▶ Stated exercise:
Copy each line below in which the word "chương" occurs.

▶ Records for this exercise:
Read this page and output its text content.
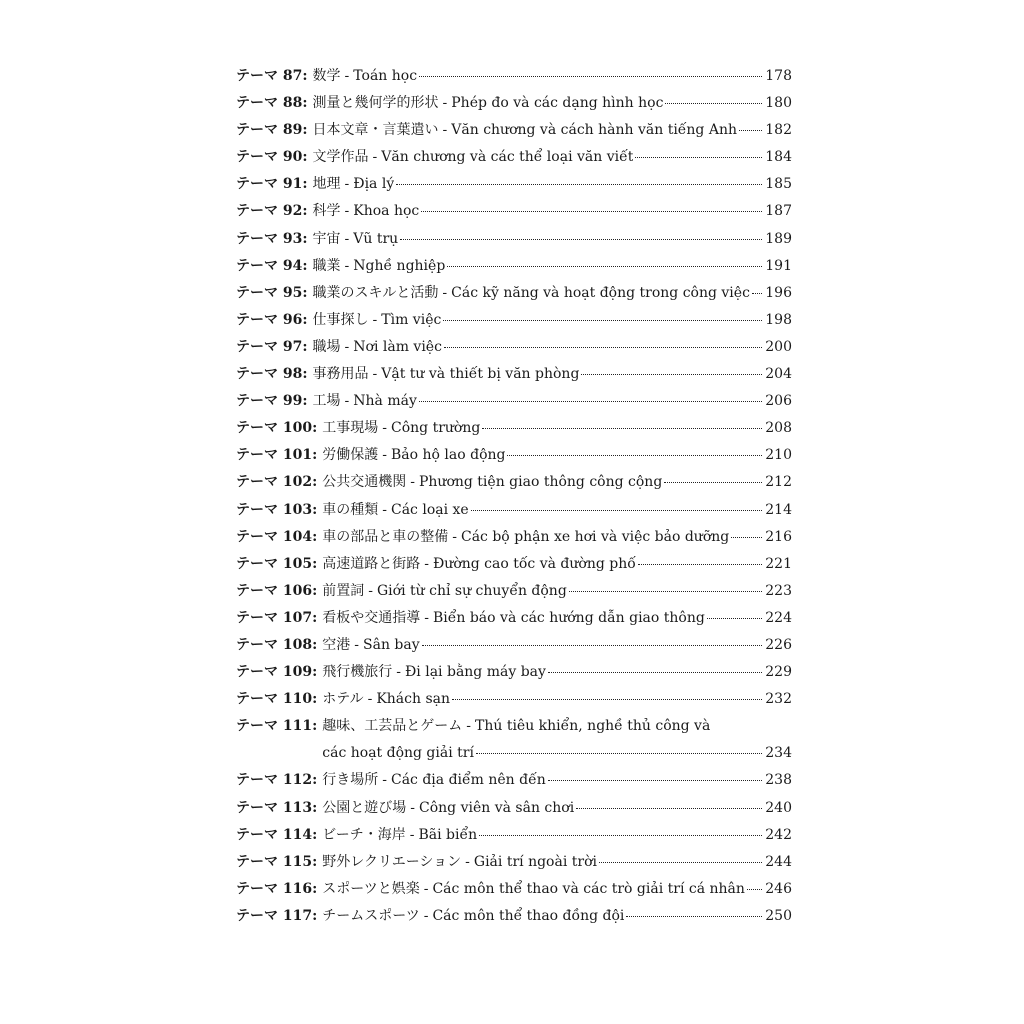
テーマ 87: 数学 - Toán học	178
テーマ 88: 測量と幾何学的形状 - Phép đo và các dạng hình học	180
テーマ 89: 日本文章・言葉遣い - Văn chương và cách hành văn tiếng Anh 182
テーマ 90: 文学作品 - Văn chương và các thể loại văn viết	184
テーマ 91: 地理 - Địa lý	185
テーマ 92: 科学 - Khoa học	187
テーマ 93: 宇宙 - Vũ trụ	189
テーマ 94: 職業 - Nghề nghiệp	191
テーマ 95: 職業のスキルと活動 - Các kỹ năng và hoạt động trong công việc 196
テーマ 96: 仕事探し - Tìm việc	198
テーマ 97: 職場 - Nơi làm việc	200
テーマ 98: 事務用品 - Vật tư và thiết bị văn phòng	204
テーマ 99: 工場 - Nhà máy	206
テーマ 100: 工事現場 - Công trường	208
テーマ 101: 労働保護 - Bảo hộ lao động	210
テーマ 102: 公共交通機関 - Phương tiện giao thông công cộng	212
テーマ 103: 車の種類 - Các loại xe	214
テーマ 104: 車の部品と車の整備 - Các bộ phận xe hơi và việc bảo dưỡng	216
テーマ 105: 高速道路と街路 - Đường cao tốc và đường phố	221
テーマ 106: 前置詞 - Giới từ chỉ sự chuyển động	223
テーマ 107: 看板や交通指導 - Biển báo và các hướng dẫn giao thông	224
テーマ 108: 空港 - Sân bay	226
テーマ 109: 飛行機旅行 - Đi lại bằng máy bay	229
テーマ 110: ホテル - Khách sạn	232
テーマ 111: 趣味、工芸品とゲーム - Thú tiêu khiển, nghề thủ công và
các hoạt động giải trí	234
テーマ 112: 行き場所 - Các địa điểm nên đến	238
テーマ 113: 公園と遊び場 - Công viên và sân chơi	240
テーマ 114: ビーチ・海岸 - Bãi biển	242
テーマ 115: 野外レクリエーション - Giải trí ngoài trời	244
テーマ 116: スポーツと娯楽 - Các môn thể thao và các trò giải trí cá nhân 246
テーマ 117: チームスポーツ - Các môn thể thao đồng đội	250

▶ The solution:
テーマ 89: 日本文章・言葉遣い - Văn chương và cách hành văn tiếng Anh 182
テーマ 90: 文学作品 - Văn chương và các thể loại văn viết	184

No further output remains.